[begin Document segment]

Their life was going to be better, and now it looks like it’s going to be worse.
During the Golden Age of postwar welfare capitalism, young intellectuals and students in the universities were a relatively privileged class. They enjoyed a measure of ease and bohemian freedom that is scarcely imaginable to the grad students and adjuncts in today’s university. As Jeffrey J. Williams observes in an essay on intellectuals in an article at Dissent, “Gone is the relaxed, privileged way of life, whereby one got a job because one’s adviser made a phone call, and one received tenure on the basis of two or three articles and had a decade to mull over a book.”
The neoliberal transformation didn’t stop at the campus’s edge. As academic labor is increasingly defined by its precarious nature (more than 50 percent of teaching in higher education is now done by part-timers — over two-thirds in English departments), the university no longer constitutes a bulwark against the imperious demands of the market. As the economic crisis and the defunding of public higher education bear down ever more strongly on young people, we are confronted with the emergence of a hybrid figure — the student/worker with an average of $24,000 in student loan debt and a string of unstable, poorly paying jobs stretching to the horizon.

[end Document segment]
[begin Raw data]

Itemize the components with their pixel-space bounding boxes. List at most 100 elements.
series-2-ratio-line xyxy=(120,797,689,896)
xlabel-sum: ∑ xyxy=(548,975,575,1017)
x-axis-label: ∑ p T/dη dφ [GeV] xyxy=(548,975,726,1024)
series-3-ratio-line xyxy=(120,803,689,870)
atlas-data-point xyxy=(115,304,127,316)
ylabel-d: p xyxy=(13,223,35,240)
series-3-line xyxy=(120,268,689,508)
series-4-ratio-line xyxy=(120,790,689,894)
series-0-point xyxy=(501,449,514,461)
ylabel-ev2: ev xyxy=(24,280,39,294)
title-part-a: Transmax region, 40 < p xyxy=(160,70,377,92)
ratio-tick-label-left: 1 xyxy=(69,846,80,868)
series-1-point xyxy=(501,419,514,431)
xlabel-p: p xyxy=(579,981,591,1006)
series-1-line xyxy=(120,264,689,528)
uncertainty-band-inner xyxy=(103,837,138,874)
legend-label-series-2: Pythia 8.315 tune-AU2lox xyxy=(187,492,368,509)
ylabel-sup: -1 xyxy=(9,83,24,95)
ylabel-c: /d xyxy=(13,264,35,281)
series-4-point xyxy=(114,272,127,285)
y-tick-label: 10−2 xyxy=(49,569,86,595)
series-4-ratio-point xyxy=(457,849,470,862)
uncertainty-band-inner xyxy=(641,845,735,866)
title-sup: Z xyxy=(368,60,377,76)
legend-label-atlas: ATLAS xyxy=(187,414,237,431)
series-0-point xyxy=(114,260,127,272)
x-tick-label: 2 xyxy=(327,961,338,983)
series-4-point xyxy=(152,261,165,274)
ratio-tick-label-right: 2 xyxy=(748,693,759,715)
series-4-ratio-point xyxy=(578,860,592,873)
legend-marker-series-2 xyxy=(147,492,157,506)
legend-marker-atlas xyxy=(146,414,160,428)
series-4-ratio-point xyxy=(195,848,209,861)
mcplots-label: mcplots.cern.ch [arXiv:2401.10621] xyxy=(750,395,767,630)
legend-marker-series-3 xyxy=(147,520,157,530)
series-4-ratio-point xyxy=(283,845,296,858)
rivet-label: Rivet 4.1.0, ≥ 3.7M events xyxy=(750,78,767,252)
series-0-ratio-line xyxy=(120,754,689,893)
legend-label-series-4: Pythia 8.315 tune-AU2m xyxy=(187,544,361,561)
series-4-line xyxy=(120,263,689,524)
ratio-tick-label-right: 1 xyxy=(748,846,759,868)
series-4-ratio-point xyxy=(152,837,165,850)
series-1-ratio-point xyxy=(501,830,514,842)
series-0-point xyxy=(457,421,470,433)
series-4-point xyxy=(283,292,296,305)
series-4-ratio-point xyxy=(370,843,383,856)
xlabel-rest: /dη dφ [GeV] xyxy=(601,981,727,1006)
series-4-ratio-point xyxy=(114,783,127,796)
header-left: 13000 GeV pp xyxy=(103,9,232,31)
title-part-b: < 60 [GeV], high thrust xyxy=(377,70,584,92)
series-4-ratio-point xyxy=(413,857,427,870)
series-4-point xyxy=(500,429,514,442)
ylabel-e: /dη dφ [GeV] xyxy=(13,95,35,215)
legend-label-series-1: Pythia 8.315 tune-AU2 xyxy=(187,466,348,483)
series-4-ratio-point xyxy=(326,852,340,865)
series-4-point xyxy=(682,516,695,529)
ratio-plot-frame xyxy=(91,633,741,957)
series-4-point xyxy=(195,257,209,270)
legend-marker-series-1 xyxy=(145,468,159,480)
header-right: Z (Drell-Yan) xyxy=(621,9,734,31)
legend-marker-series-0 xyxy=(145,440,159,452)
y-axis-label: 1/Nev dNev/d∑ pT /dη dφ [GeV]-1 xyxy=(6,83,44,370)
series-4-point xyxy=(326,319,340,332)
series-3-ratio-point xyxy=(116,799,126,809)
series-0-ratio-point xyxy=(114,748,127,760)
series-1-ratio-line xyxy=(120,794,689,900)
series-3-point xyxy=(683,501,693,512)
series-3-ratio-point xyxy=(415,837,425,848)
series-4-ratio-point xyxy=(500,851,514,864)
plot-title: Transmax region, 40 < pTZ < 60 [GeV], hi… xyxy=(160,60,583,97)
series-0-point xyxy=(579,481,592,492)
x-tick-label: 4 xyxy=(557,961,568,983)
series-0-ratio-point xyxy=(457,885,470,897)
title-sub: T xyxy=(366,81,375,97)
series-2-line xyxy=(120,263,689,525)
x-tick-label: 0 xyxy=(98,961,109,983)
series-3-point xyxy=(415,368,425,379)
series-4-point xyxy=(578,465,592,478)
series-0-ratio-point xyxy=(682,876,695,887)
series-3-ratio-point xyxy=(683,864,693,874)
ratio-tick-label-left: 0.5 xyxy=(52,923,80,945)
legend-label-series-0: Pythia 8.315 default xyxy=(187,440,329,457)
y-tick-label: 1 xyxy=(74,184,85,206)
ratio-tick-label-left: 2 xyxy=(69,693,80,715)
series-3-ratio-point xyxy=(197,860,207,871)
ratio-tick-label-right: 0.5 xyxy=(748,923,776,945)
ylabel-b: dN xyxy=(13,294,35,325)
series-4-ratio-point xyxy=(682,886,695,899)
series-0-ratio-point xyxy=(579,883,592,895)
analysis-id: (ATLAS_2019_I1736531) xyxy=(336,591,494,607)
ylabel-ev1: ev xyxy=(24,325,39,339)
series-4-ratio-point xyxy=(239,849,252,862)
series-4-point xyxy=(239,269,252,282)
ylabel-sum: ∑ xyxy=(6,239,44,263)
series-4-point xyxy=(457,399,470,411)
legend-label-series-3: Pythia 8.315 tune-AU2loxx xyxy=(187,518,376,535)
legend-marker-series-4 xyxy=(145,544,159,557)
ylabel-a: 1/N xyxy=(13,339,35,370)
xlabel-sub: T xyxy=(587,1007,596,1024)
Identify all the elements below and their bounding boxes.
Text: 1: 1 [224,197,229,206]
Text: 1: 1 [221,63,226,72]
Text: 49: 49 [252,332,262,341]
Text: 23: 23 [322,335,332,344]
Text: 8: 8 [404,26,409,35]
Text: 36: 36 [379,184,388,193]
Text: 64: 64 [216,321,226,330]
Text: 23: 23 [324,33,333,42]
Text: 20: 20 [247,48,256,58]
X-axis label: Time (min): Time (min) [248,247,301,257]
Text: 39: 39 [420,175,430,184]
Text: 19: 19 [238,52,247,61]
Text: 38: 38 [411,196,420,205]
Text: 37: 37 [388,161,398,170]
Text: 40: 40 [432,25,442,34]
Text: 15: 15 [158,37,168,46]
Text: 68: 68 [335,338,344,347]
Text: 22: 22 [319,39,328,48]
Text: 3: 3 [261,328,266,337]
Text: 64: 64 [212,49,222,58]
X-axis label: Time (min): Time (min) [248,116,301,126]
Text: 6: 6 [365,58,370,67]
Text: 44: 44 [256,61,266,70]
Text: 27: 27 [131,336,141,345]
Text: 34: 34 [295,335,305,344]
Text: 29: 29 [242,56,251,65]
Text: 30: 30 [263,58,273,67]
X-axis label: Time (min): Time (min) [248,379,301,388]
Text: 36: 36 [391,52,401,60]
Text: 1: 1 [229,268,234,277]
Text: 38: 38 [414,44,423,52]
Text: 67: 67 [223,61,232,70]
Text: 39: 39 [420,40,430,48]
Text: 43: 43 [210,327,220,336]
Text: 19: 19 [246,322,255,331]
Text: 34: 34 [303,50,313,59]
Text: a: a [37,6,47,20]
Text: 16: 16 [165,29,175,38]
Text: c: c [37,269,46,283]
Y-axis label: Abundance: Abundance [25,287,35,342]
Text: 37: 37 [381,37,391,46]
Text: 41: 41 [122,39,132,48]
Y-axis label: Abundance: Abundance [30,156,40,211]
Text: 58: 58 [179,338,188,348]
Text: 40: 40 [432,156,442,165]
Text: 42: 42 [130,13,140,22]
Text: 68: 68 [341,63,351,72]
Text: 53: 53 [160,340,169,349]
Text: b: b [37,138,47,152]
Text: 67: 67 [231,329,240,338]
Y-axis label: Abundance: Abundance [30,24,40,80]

[end Raw data]

● Objective 1: According to the text on academic labor, how much of the teaching in English departments is done by part-timers?
● Objective 2: How would you condense the paragraph of the academic labor text that begins "During the Golden Age of postwar welfare capitalism" into a few bullet points?
● Objective 3: Continue the text on academic labor and the student/worker from its final sentence.
The listing has no connection to the text.

● Result 1: Over two-thirds.

● Result 2:
- In the Golden Age of postwar welfare capitalism, university students and young intellectuals were a relatively privileged class.
- Their ease and bohemian freedom would be hard for today's grad students and adjuncts to imagine.
- In Dissent, Jeffrey J. Williams notes that this relaxed way of life is gone. Back then, an adviser's phone call could land someone a job. Two or three articles could earn tenure, and a scholar had a decade to mull over a book.

● Result 3:
It is this “double crisis” — the interconnected crises of the global economy and the contemporary university — that Italian scholar-activist Gigi Roggero analyzes in The Production of Living Knowledge: The Crisis of the University and the Transformation of Labor in Europe and North America. A leading member of the Edufactory and Uninomade collectives, Roggero situates his critique within the tradition of Italian autonomist Marxism, or post-Operaismo (“workerism”). Since its emergence in postwar Italy, autonomism has always been something of a heretical current within the larger body of Marxist thought. Its leading theorists — Raniero Panzieri, Mario Tronti, and Antonio Negri, among others — eschew the defeatism that is prevalent on the left and see revolutionary openings where others see only passivity and defeat. Their starting point is the “Copernican revolution” in Marxist thought instigated by Tronti, who argued that capitalist development is an ex post reaction to active working-class struggles for autonomy. Instead of the playthings of history, workers assume a heroic posture in the autonomist imagination, constituting the dynamic and creative side of the labor-capital dialectic. Unlike most other revolutionary Marxists, autonomists also reject the state, the party, and the trade union in favor of unmediated manifestations of working-class struggle that bypass all hierarchical and representative structures and refuse the imposition of work itself.